EXERCISE DESCRIPTION:
Retype each entry below exactly as it stands.
= = =
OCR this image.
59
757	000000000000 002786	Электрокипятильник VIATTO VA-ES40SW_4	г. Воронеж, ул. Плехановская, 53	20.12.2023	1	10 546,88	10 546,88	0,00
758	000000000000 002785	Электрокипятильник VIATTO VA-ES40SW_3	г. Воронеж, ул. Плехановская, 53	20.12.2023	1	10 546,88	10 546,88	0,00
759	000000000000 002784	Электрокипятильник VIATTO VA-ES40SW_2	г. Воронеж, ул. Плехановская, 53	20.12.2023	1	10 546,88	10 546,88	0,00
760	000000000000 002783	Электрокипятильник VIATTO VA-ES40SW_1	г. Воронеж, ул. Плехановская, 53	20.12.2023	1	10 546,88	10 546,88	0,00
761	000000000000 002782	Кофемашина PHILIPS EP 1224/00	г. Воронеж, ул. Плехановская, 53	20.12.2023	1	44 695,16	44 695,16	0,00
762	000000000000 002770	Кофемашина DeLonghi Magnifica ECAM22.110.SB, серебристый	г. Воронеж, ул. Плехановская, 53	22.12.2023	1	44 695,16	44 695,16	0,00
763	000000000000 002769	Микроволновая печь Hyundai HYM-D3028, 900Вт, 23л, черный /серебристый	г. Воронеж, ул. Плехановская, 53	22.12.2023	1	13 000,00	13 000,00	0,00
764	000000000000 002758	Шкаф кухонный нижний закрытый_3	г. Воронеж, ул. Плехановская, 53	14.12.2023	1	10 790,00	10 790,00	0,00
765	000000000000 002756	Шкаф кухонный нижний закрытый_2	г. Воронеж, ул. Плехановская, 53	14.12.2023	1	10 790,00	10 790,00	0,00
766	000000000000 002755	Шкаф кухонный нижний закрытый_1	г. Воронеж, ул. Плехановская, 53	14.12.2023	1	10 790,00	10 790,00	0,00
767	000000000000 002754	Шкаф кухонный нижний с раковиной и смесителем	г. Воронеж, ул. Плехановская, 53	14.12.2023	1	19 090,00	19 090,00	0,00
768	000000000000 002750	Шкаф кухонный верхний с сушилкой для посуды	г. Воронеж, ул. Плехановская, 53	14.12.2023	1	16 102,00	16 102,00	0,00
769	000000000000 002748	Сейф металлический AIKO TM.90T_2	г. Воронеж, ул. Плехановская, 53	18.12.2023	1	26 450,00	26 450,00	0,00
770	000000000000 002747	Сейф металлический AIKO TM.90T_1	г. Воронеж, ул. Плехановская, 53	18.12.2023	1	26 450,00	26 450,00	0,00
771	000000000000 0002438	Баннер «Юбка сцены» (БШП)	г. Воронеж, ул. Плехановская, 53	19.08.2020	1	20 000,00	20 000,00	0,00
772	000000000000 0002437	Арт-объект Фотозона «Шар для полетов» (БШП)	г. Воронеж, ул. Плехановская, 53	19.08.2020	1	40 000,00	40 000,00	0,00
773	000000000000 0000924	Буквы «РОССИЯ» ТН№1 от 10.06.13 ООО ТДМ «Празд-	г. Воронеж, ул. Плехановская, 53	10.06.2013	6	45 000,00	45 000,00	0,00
= = =
ANSWER IN FULL:
OCR this image.
59
757	000000000000 002786	Электрокипятильник VIATTO VA-ES40SW_4	г. Воронеж, ул. Плехановская, 53	20.12.2023	1	10 546,88	10 546,88	0,00
758	000000000000 002785	Электрокипятильник VIATTO VA-ES40SW_3	г. Воронеж, ул. Плехановская, 53	20.12.2023	1	10 546,88	10 546,88	0,00
759	000000000000 002784	Электрокипятильник VIATTO VA-ES40SW_2	г. Воронеж, ул. Плехановская, 53	20.12.2023	1	10 546,88	10 546,88	0,00
760	000000000000 002783	Электрокипятильник VIATTO VA-ES40SW_1	г. Воронеж, ул. Плехановская, 53	20.12.2023	1	10 546,88	10 546,88	0,00
761	000000000000 002782	Кофемашина PHILIPS EP 1224/00	г. Воронеж, ул. Плехановская, 53	20.12.2023	1	44 695,16	44 695,16	0,00
762	000000000000 002770	Кофемашина DeLonghi Magnifica ECAM22.110.SB, серебристый	г. Воронеж, ул. Плехановская, 53	22.12.2023	1	44 695,16	44 695,16	0,00
763	000000000000 002769	Микроволновая печь Hyundai HYM-D3028, 900Вт, 23л, черный /серебристый	г. Воронеж, ул. Плехановская, 53	22.12.2023	1	13 000,00	13 000,00	0,00
764	000000000000 002758	Шкаф кухонный нижний закрытый_3	г. Воронеж, ул. Плехановская, 53	14.12.2023	1	10 790,00	10 790,00	0,00
765	000000000000 002756	Шкаф кухонный нижний закрытый_2	г. Воронеж, ул. Плехановская, 53	14.12.2023	1	10 790,00	10 790,00	0,00
766	000000000000 002755	Шкаф кухонный нижний закрытый_1	г. Воронеж, ул. Плехановская, 53	14.12.2023	1	10 790,00	10 790,00	0,00
767	000000000000 002754	Шкаф кухонный нижний с раковиной и смесителем	г. Воронеж, ул. Плехановская, 53	14.12.2023	1	19 090,00	19 090,00	0,00
768	000000000000 002750	Шкаф кухонный верхний с сушилкой для посуды	г. Воронеж, ул. Плехановская, 53	14.12.2023	1	16 102,00	16 102,00	0,00
769	000000000000 002748	Сейф металлический AIKO TM.90T_2	г. Воронеж, ул. Плехановская, 53	18.12.2023	1	26 450,00	26 450,00	0,00
770	000000000000 002747	Сейф металлический AIKO TM.90T_1	г. Воронеж, ул. Плехановская, 53	18.12.2023	1	26 450,00	26 450,00	0,00
771	000000000000 0002438	Баннер «Юбка сцены» (БШП)	г. Воронеж, ул. Плехановская, 53	19.08.2020	1	20 000,00	20 000,00	0,00
772	000000000000 0002437	Арт-объект Фотозона «Шар для полетов» (БШП)	г. Воронеж, ул. Плехановская, 53	19.08.2020	1	40 000,00	40 000,00	0,00
773	000000000000 0000924	Буквы «РОССИЯ» ТН№1 от 10.06.13 ООО ТДМ «Празд-	г. Воронеж, ул. Плехановская, 53	10.06.2013	6	45 000,00	45 000,00	0,00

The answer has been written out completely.